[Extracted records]

--

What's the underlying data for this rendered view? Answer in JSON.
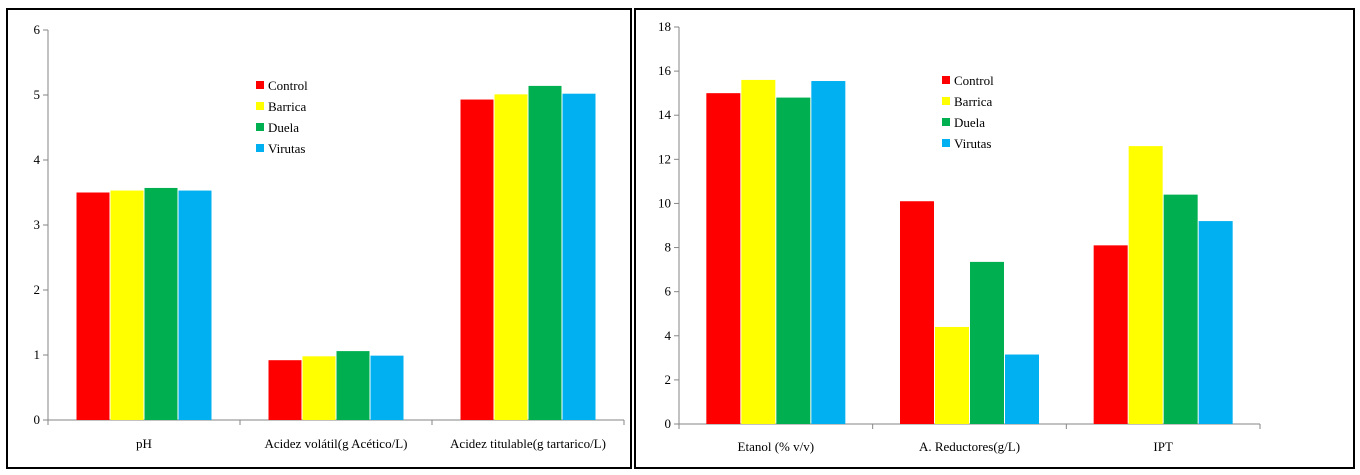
{
  "colors": {
    "Control": "#ff0000",
    "Barrica": "#ffff00",
    "Duela": "#00b050",
    "Virutas": "#00b0f0"
  },
  "chart_data": [
    {
      "type": "bar",
      "categories": [
        "pH",
        "Acidez volátil(g Acético/L)",
        "Acidez titulable(g tartarico/L)"
      ],
      "series": [
        {
          "name": "Control",
          "values": [
            3.5,
            0.92,
            4.93
          ]
        },
        {
          "name": "Barrica",
          "values": [
            3.53,
            0.98,
            5.01
          ]
        },
        {
          "name": "Duela",
          "values": [
            3.57,
            1.06,
            5.14
          ]
        },
        {
          "name": "Virutas",
          "values": [
            3.53,
            0.99,
            5.02
          ]
        }
      ],
      "yticks": [
        "0",
        "1",
        "2",
        "3",
        "4",
        "5",
        "6"
      ],
      "ylim": [
        0,
        6
      ],
      "legend_position": "inside-top-right",
      "grid": false
    },
    {
      "type": "bar",
      "categories": [
        "Etanol (% v/v)",
        "A. Reductores(g/L)",
        "IPT"
      ],
      "series": [
        {
          "name": "Control",
          "values": [
            15.0,
            10.1,
            8.1
          ]
        },
        {
          "name": "Barrica",
          "values": [
            15.6,
            4.4,
            12.6
          ]
        },
        {
          "name": "Duela",
          "values": [
            14.8,
            7.35,
            10.4
          ]
        },
        {
          "name": "Virutas",
          "values": [
            15.55,
            3.15,
            9.2
          ]
        }
      ],
      "yticks": [
        "0",
        "2",
        "4",
        "6",
        "8",
        "10",
        "12",
        "14",
        "16",
        "18"
      ],
      "ylim": [
        0,
        18
      ],
      "legend_position": "inside-top-center",
      "grid": false
    }
  ]
}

--

- **What the task requires**
Restate the data above word for word. Do not include the images.

- **Answer to the problem**
What's the underlying data for this rendered view? Answer in JSON.
{
  "colors": {
    "Control": "#ff0000",
    "Barrica": "#ffff00",
    "Duela": "#00b050",
    "Virutas": "#00b0f0"
  },
  "chart_data": [
    {
      "type": "bar",
      "categories": [
        "pH",
        "Acidez volátil(g Acético/L)",
        "Acidez titulable(g tartarico/L)"
      ],
      "series": [
        {
          "name": "Control",
          "values": [
            3.5,
            0.92,
            4.93
          ]
        },
        {
          "name": "Barrica",
          "values": [
            3.53,
            0.98,
            5.01
          ]
        },
        {
          "name": "Duela",
          "values": [
            3.57,
            1.06,
            5.14
          ]
        },
        {
          "name": "Virutas",
          "values": [
            3.53,
            0.99,
            5.02
          ]
        }
      ],
      "yticks": [
        "0",
        "1",
        "2",
        "3",
        "4",
        "5",
        "6"
      ],
      "ylim": [
        0,
        6
      ],
      "legend_position": "inside-top-right",
      "grid": false
    },
    {
      "type": "bar",
      "categories": [
        "Etanol (% v/v)",
        "A. Reductores(g/L)",
        "IPT"
      ],
      "series": [
        {
          "name": "Control",
          "values": [
            15.0,
            10.1,
            8.1
          ]
        },
        {
          "name": "Barrica",
          "values": [
            15.6,
            4.4,
            12.6
          ]
        },
        {
          "name": "Duela",
          "values": [
            14.8,
            7.35,
            10.4
          ]
        },
        {
          "name": "Virutas",
          "values": [
            15.55,
            3.15,
            9.2
          ]
        }
      ],
      "yticks": [
        "0",
        "2",
        "4",
        "6",
        "8",
        "10",
        "12",
        "14",
        "16",
        "18"
      ],
      "ylim": [
        0,
        18
      ],
      "legend_position": "inside-top-center",
      "grid": false
    }
  ]
}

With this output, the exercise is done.